(Dataset records)
+++

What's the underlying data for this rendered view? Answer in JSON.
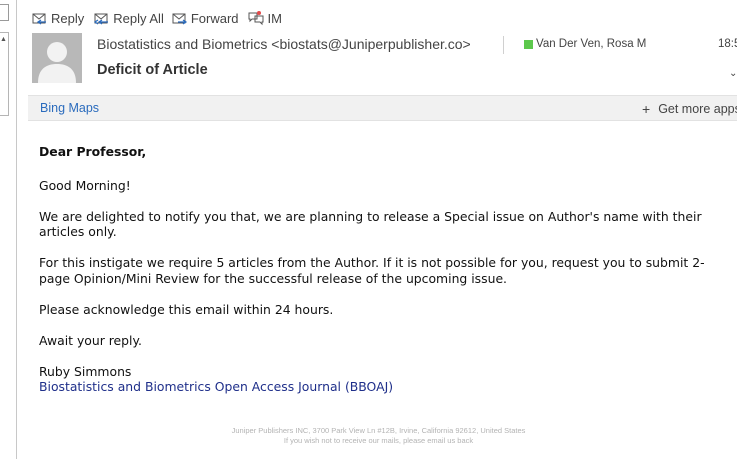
{
  "toolbar": {
    "reply": "Reply",
    "reply_all": "Reply All",
    "forward": "Forward",
    "im": "IM"
  },
  "header": {
    "from": "Biostatistics and Biometrics <biostats@Juniperpublisher.co>",
    "subject": "Deficit of Article",
    "recipient": "Van Der Ven, Rosa M",
    "time": "18:5",
    "presence_color": "#5cc84c"
  },
  "apps_bar": {
    "bing_maps": "Bing Maps",
    "get_more_apps": "Get more apps"
  },
  "message": {
    "greeting": "Dear Professor,",
    "paragraphs": [
      "Good Morning!",
      "We are delighted to notify you that, we are planning to release a Special issue on Author's name with their articles only.",
      "For this instigate we require 5 articles from the Author. If it is not possible for you, request you to submit 2-page Opinion/Mini Review for the successful release of the upcoming issue.",
      "Please acknowledge this email within 24 hours.",
      "Await your reply."
    ],
    "signature_name": "Ruby Simmons",
    "signature_journal": "Biostatistics and Biometrics Open Access Journal (BBOAJ)",
    "footer_address": "Juniper Publishers INC, 3700 Park View Ln #12B, Irvine, California 92612, United States",
    "footer_unsubscribe": "If you wish not to receive our mails, please email us back"
  },
  "icons": {
    "reply": "reply-icon",
    "reply_all": "reply-all-icon",
    "forward": "forward-icon",
    "im": "im-icon",
    "avatar": "person-silhouette"
  }
}
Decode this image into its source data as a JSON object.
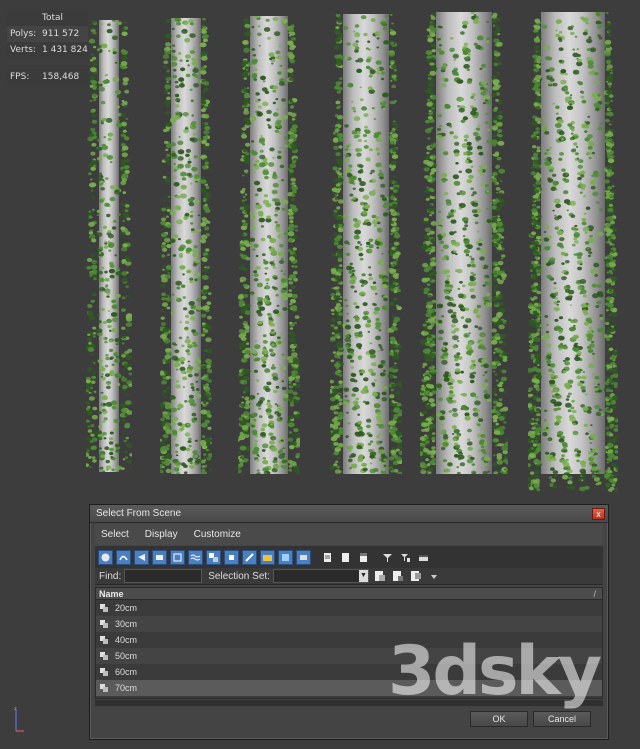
{
  "stats": {
    "header": "Total",
    "polys_label": "Polys:",
    "polys_value": "911 572",
    "verts_label": "Verts:",
    "verts_value": "1 431 824",
    "fps_label": "FPS:",
    "fps_value": "158,468"
  },
  "dialog": {
    "title": "Select From Scene",
    "close_glyph": "x",
    "menu": [
      "Select",
      "Display",
      "Customize"
    ],
    "find_label": "Find:",
    "find_value": "",
    "selection_set_label": "Selection Set:",
    "selection_set_value": "",
    "column_header": "Name",
    "sort_glyph": "/",
    "rows": [
      "20cm",
      "30cm",
      "40cm",
      "50cm",
      "60cm",
      "70cm"
    ],
    "selected_row": "70cm",
    "ok_label": "OK",
    "cancel_label": "Cancel"
  },
  "watermark": "3dsky",
  "colors": {
    "background": "#3d3d3d",
    "stats_text": "#e8d23a",
    "ivy_dark": "#2f5a22",
    "ivy_mid": "#4e8a35",
    "ivy_light": "#79ad4f",
    "toolbar_accent": "#4a7fc0",
    "close_button": "#c8432c"
  }
}
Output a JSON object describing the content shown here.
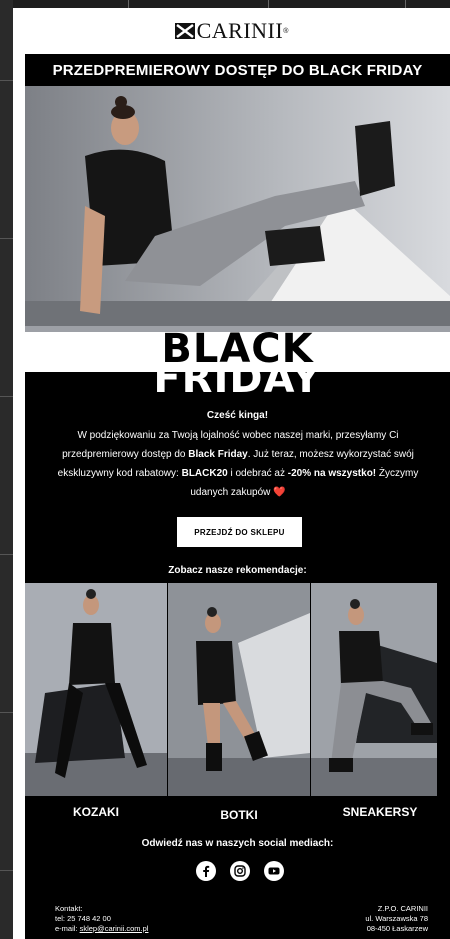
{
  "brand": {
    "name": "CARINII",
    "trademark": "®"
  },
  "promo_banner": "PRZEDPREMIEROWY DOSTĘP DO BLACK FRIDAY",
  "headline": {
    "line1": "BLACK",
    "line2": "FRIDAY"
  },
  "greeting": "Cześć kinga!",
  "message": {
    "part1": "W podziękowaniu za Twoją lojalność wobec naszej marki, przesyłamy Ci przedpremierowy dostęp do ",
    "bold1": "Black Friday",
    "part2": ". Już teraz, możesz wykorzystać swój ekskluzywny kod rabatowy: ",
    "code": "BLACK20",
    "part3": " i odebrać aż ",
    "bold2": "-20% na wszystko!",
    "part4": " Życzymy udanych zakupów ",
    "heart": "❤️"
  },
  "cta_label": "PRZEJDŹ DO SKLEPU",
  "recommendations_title": "Zobacz nasze rekomendacje:",
  "products": [
    {
      "label": "KOZAKI"
    },
    {
      "label": "BOTKI"
    },
    {
      "label": "SNEAKERSY"
    }
  ],
  "social_title": "Odwiedź nas w naszych social mediach:",
  "social_icons": [
    "facebook-icon",
    "instagram-icon",
    "youtube-icon"
  ],
  "footer": {
    "contact_label": "Kontakt:",
    "phone": "tel: 25 748 42 00",
    "email_prefix": "e-mail: ",
    "email": "sklep@carinii.com.pl",
    "company": "Z.P.O. CARINII",
    "street": "ul. Warszawska 78",
    "city": "08-450 Łaskarzew"
  },
  "colors": {
    "background": "#000000",
    "accent_heart": "#e0242b",
    "button_bg": "#ffffff"
  }
}
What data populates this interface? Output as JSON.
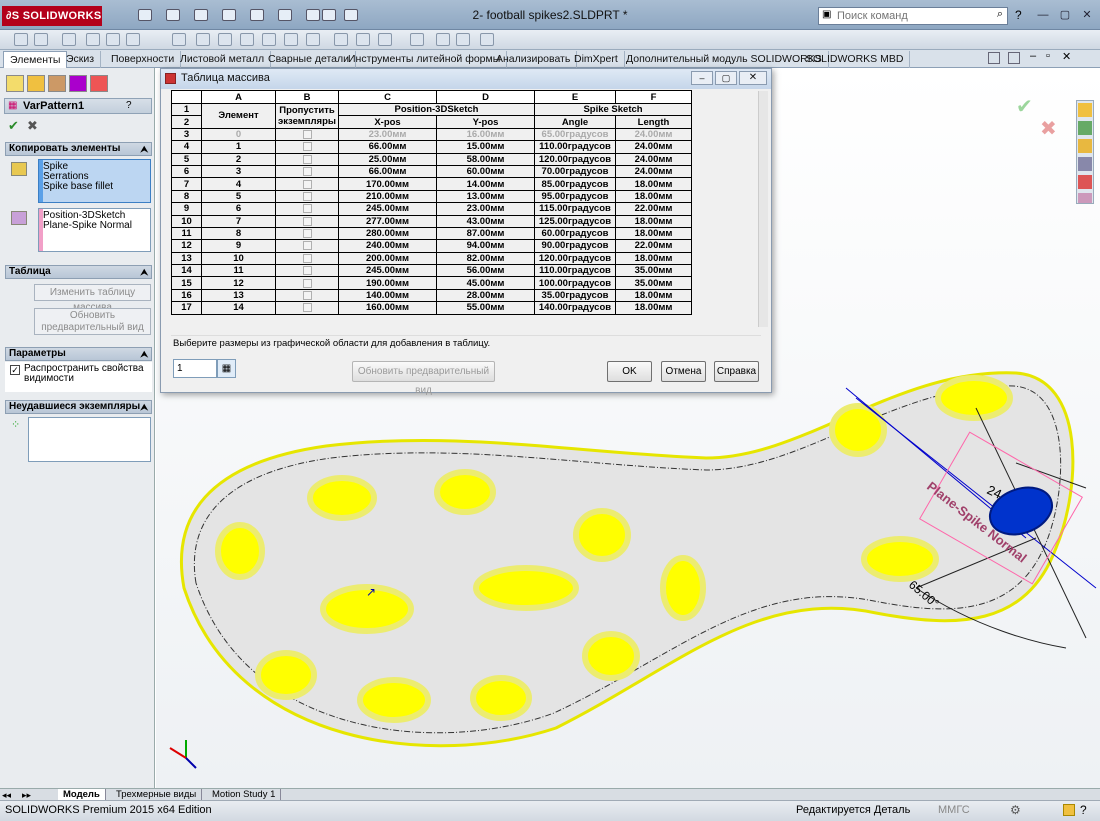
{
  "app": {
    "brand": "SOLIDWORKS",
    "doc_title": "2- football spikes2.SLDPRT *",
    "search_placeholder": "Поиск команд",
    "win_buttons": [
      "—",
      "▢",
      "✕"
    ]
  },
  "command_tabs": [
    "Элементы",
    "Эскиз",
    "Поверхности",
    "Листовой металл",
    "Сварные детали",
    "Инструменты литейной формы",
    "Анализировать",
    "DimXpert",
    "Дополнительный модуль SOLIDWORKS",
    "SOLIDWORKS MBD"
  ],
  "panel": {
    "feature_name": "VarPattern1",
    "copy_section": "Копировать элементы",
    "features": [
      "Spike",
      "Serrations",
      "Spike base fillet"
    ],
    "references": [
      "Position-3DSketch",
      "Plane-Spike Normal"
    ],
    "table_section": "Таблица",
    "edit_table_button": "Изменить таблицу массива",
    "update_preview_button": "Обновить предварительный вид",
    "params_section": "Параметры",
    "propagate_label": "Распространить свойства видимости",
    "failed_section": "Неудавшиеся экземпляры"
  },
  "dialog": {
    "title": "Таблица массива",
    "col_letters": [
      "A",
      "B",
      "C",
      "D",
      "E",
      "F"
    ],
    "group_headers": {
      "element": "Элемент",
      "skip": "Пропустить экземпляры",
      "position": "Position-3DSketch",
      "spike": "Spike Sketch"
    },
    "sub_headers": [
      "X-pos",
      "Y-pos",
      "Angle",
      "Length"
    ],
    "rows": [
      {
        "n": "3",
        "el": "0",
        "x": "23.00мм",
        "y": "16.00мм",
        "a": "65.00градусов",
        "l": "24.00мм"
      },
      {
        "n": "4",
        "el": "1",
        "x": "66.00мм",
        "y": "15.00мм",
        "a": "110.00градусов",
        "l": "24.00мм"
      },
      {
        "n": "5",
        "el": "2",
        "x": "25.00мм",
        "y": "58.00мм",
        "a": "120.00градусов",
        "l": "24.00мм"
      },
      {
        "n": "6",
        "el": "3",
        "x": "66.00мм",
        "y": "60.00мм",
        "a": "70.00градусов",
        "l": "24.00мм"
      },
      {
        "n": "7",
        "el": "4",
        "x": "170.00мм",
        "y": "14.00мм",
        "a": "85.00градусов",
        "l": "18.00мм"
      },
      {
        "n": "8",
        "el": "5",
        "x": "210.00мм",
        "y": "13.00мм",
        "a": "95.00градусов",
        "l": "18.00мм"
      },
      {
        "n": "9",
        "el": "6",
        "x": "245.00мм",
        "y": "23.00мм",
        "a": "115.00градусов",
        "l": "22.00мм"
      },
      {
        "n": "10",
        "el": "7",
        "x": "277.00мм",
        "y": "43.00мм",
        "a": "125.00градусов",
        "l": "18.00мм"
      },
      {
        "n": "11",
        "el": "8",
        "x": "280.00мм",
        "y": "87.00мм",
        "a": "60.00градусов",
        "l": "18.00мм"
      },
      {
        "n": "12",
        "el": "9",
        "x": "240.00мм",
        "y": "94.00мм",
        "a": "90.00градусов",
        "l": "22.00мм"
      },
      {
        "n": "13",
        "el": "10",
        "x": "200.00мм",
        "y": "82.00мм",
        "a": "120.00градусов",
        "l": "18.00мм"
      },
      {
        "n": "14",
        "el": "11",
        "x": "245.00мм",
        "y": "56.00мм",
        "a": "110.00градусов",
        "l": "35.00мм"
      },
      {
        "n": "15",
        "el": "12",
        "x": "190.00мм",
        "y": "45.00мм",
        "a": "100.00градусов",
        "l": "35.00мм"
      },
      {
        "n": "16",
        "el": "13",
        "x": "140.00мм",
        "y": "28.00мм",
        "a": "35.00градусов",
        "l": "18.00мм"
      },
      {
        "n": "17",
        "el": "14",
        "x": "160.00мм",
        "y": "55.00мм",
        "a": "140.00градусов",
        "l": "18.00мм"
      }
    ],
    "hint": "Выберите размеры из графической области для добавления в таблицу.",
    "count_value": "1",
    "update_preview_button": "Обновить предварительный вид",
    "ok_button": "OK",
    "cancel_button": "Отмена",
    "help_button": "Справка"
  },
  "viewport": {
    "plane_label": "Plane-Spike Normal",
    "dim_24": "24",
    "dim_65": "65.00°"
  },
  "bottom_tabs": [
    "Модель",
    "Трехмерные виды",
    "Motion Study 1"
  ],
  "status": {
    "edition": "SOLIDWORKS Premium 2015 x64 Edition",
    "editing": "Редактируется Деталь",
    "units": "ММГС"
  },
  "colors": {
    "accent": "#b3001b",
    "spike_yellow": "#ffff00",
    "sole_outline": "#e6e600",
    "selected_blue": "#0033cc"
  }
}
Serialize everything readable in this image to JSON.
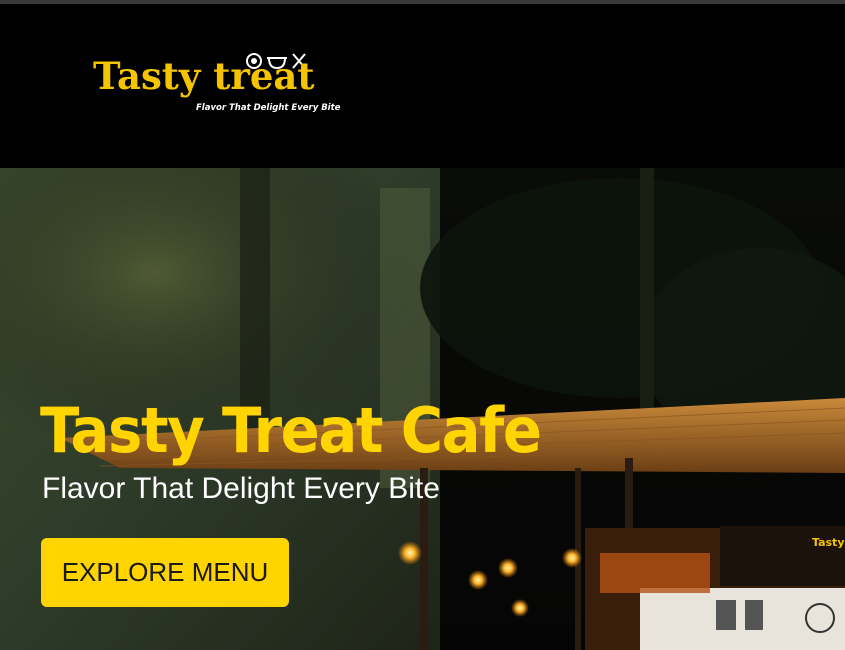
{
  "header": {
    "logo": {
      "name": "Tasty treat",
      "tagline": "Flavor That Delight Every Bite"
    }
  },
  "hero": {
    "title": "Tasty Treat Cafe",
    "subtitle": "Flavor That Delight Every Bite",
    "cta_label": "EXPLORE MENU",
    "background_icon": "night-cafe-photo"
  },
  "colors": {
    "accent": "#ffd400",
    "header_bg": "#000000",
    "logo_text": "#f5c400",
    "subtitle_text": "#ffffff",
    "button_text": "#1a1a1a"
  }
}
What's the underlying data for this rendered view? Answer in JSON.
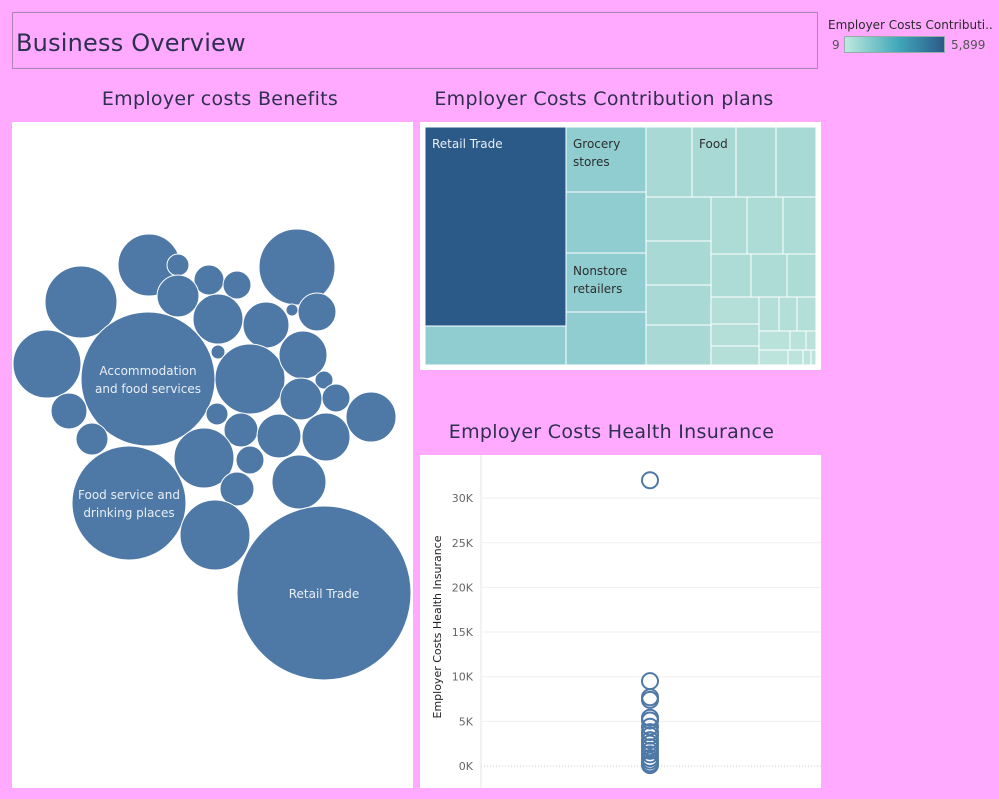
{
  "dashboard": {
    "title": "Business Overview",
    "legend": {
      "title": "Employer Costs Contributi..",
      "min": "9",
      "max": "5,899",
      "color_low": "#bde9df",
      "color_high": "#2c5a88"
    },
    "background": "#ffaaff"
  },
  "benefits_chart": {
    "title": "Employer costs Benefits",
    "bubble_color": "#4e79a7",
    "labels": {
      "accommodation": [
        "Accommodation",
        "and food services"
      ],
      "food_service": [
        "Food service and",
        "drinking places"
      ],
      "retail": "Retail Trade"
    }
  },
  "contribution_chart": {
    "title": "Employer Costs Contribution plans",
    "labels": {
      "retail": "Retail Trade",
      "grocery": [
        "Grocery",
        "stores"
      ],
      "nonstore": [
        "Nonstore",
        "retailers"
      ],
      "food": "Food"
    }
  },
  "health_chart": {
    "title": "Employer Costs  Health Insurance",
    "ylabel": "Employer Costs Health Insurance",
    "yticks": [
      "0K",
      "5K",
      "10K",
      "15K",
      "20K",
      "25K",
      "30K"
    ]
  },
  "chart_data": [
    {
      "type": "scatter",
      "title": "Employer Costs  Health Insurance",
      "ylabel": "Employer Costs Health Insurance",
      "ylim": [
        0,
        33000
      ],
      "grid": true,
      "values": [
        32000,
        9500,
        7700,
        7400,
        5400,
        5100,
        4400,
        3800,
        3400,
        2900,
        2500,
        2100,
        1700,
        1300,
        900,
        600,
        300,
        100
      ]
    }
  ]
}
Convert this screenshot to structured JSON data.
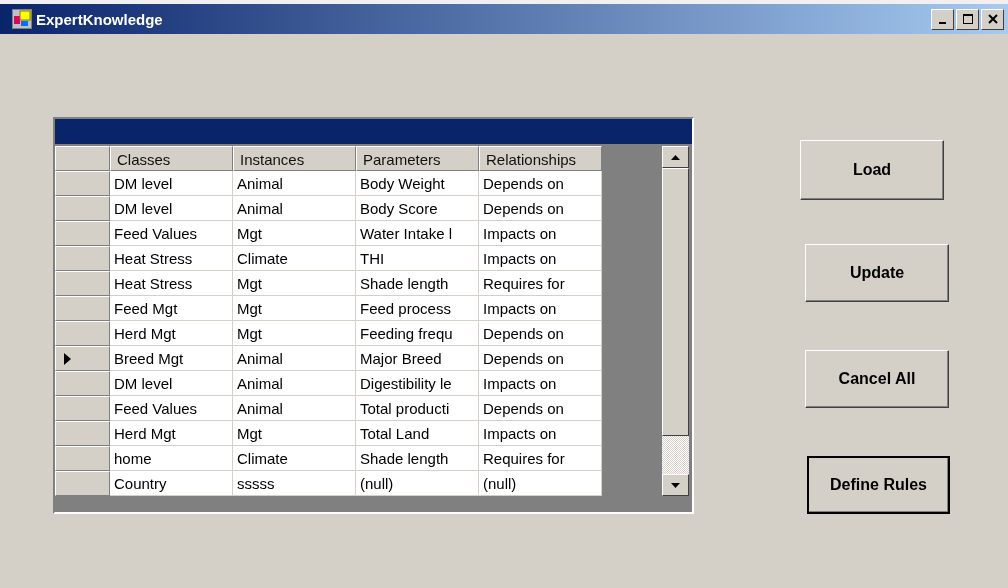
{
  "window": {
    "title": "ExpertKnowledge"
  },
  "table": {
    "columns": [
      "Classes",
      "Instances",
      "Parameters",
      "Relationships"
    ],
    "rows": [
      {
        "selected": false,
        "cells": [
          "DM level",
          "Animal",
          "Body Weight",
          "Depends on"
        ]
      },
      {
        "selected": false,
        "cells": [
          "DM level",
          "Animal",
          "Body Score",
          "Depends on"
        ]
      },
      {
        "selected": false,
        "cells": [
          "Feed Values",
          "Mgt",
          "Water Intake l",
          "Impacts on"
        ]
      },
      {
        "selected": false,
        "cells": [
          "Heat Stress",
          "Climate",
          "THI",
          "Impacts on"
        ]
      },
      {
        "selected": false,
        "cells": [
          "Heat Stress",
          "Mgt",
          "Shade length",
          "Requires for"
        ]
      },
      {
        "selected": false,
        "cells": [
          "Feed Mgt",
          "Mgt",
          "Feed process",
          "Impacts on"
        ]
      },
      {
        "selected": false,
        "cells": [
          "Herd Mgt",
          "Mgt",
          "Feeding frequ",
          "Depends on"
        ]
      },
      {
        "selected": true,
        "cells": [
          "Breed Mgt",
          "Animal",
          "Major Breed",
          "Depends on"
        ]
      },
      {
        "selected": false,
        "cells": [
          "DM level",
          "Animal",
          "Digestibility le",
          "Impacts on"
        ]
      },
      {
        "selected": false,
        "cells": [
          "Feed Values",
          "Animal",
          "Total producti",
          "Depends on"
        ]
      },
      {
        "selected": false,
        "cells": [
          "Herd Mgt",
          "Mgt",
          "Total Land",
          "Impacts on"
        ]
      },
      {
        "selected": false,
        "cells": [
          "home",
          "Climate",
          "Shade length",
          "Requires for"
        ]
      },
      {
        "selected": false,
        "cells": [
          "Country",
          "sssss",
          "(null)",
          "(null)"
        ]
      }
    ]
  },
  "buttons": [
    {
      "label": "Load",
      "default": false
    },
    {
      "label": "Update",
      "default": false
    },
    {
      "label": "Cancel All",
      "default": false
    },
    {
      "label": "Define Rules",
      "default": true
    }
  ]
}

+++

Count how many lines above carry the word "Biostatistics". Only the number is required.

2